* **DATA FOR THIS EXERCISE**:
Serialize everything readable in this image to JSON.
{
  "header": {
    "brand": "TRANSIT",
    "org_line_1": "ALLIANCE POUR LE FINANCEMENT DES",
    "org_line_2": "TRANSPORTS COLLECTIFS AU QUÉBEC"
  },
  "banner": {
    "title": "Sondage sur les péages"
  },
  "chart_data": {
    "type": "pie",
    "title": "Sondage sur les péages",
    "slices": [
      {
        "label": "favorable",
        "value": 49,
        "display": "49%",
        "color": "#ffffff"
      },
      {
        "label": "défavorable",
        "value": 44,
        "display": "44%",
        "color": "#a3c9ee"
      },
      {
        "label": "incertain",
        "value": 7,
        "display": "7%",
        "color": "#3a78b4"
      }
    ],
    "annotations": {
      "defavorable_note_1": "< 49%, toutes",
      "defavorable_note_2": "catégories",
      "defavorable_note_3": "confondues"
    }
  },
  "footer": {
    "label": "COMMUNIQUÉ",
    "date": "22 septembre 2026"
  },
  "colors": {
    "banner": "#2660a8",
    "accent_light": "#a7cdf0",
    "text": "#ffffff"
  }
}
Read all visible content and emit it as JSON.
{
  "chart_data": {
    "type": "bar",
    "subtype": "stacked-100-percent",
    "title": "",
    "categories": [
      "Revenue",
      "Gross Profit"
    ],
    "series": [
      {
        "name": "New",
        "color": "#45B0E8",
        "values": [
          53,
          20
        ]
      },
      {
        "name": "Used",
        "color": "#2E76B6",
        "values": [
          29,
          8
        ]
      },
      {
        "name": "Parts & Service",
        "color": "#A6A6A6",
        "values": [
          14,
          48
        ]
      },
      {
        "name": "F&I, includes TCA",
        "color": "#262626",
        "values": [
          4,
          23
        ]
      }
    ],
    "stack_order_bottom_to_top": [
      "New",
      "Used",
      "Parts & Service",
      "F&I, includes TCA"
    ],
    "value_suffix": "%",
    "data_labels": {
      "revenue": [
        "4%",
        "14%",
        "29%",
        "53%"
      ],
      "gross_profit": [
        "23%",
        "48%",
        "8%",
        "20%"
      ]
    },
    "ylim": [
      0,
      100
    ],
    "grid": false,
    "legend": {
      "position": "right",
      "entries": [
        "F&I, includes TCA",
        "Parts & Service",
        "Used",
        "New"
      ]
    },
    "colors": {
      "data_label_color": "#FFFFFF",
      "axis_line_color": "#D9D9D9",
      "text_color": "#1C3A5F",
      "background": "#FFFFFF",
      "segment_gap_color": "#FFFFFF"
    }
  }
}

* **EXERCISE**: Copy each line of the records containing the string "péages".

* **ANSWER FOR THE TASK**:
    "title": "Sondage sur les péages"
    "title": "Sondage sur les péages",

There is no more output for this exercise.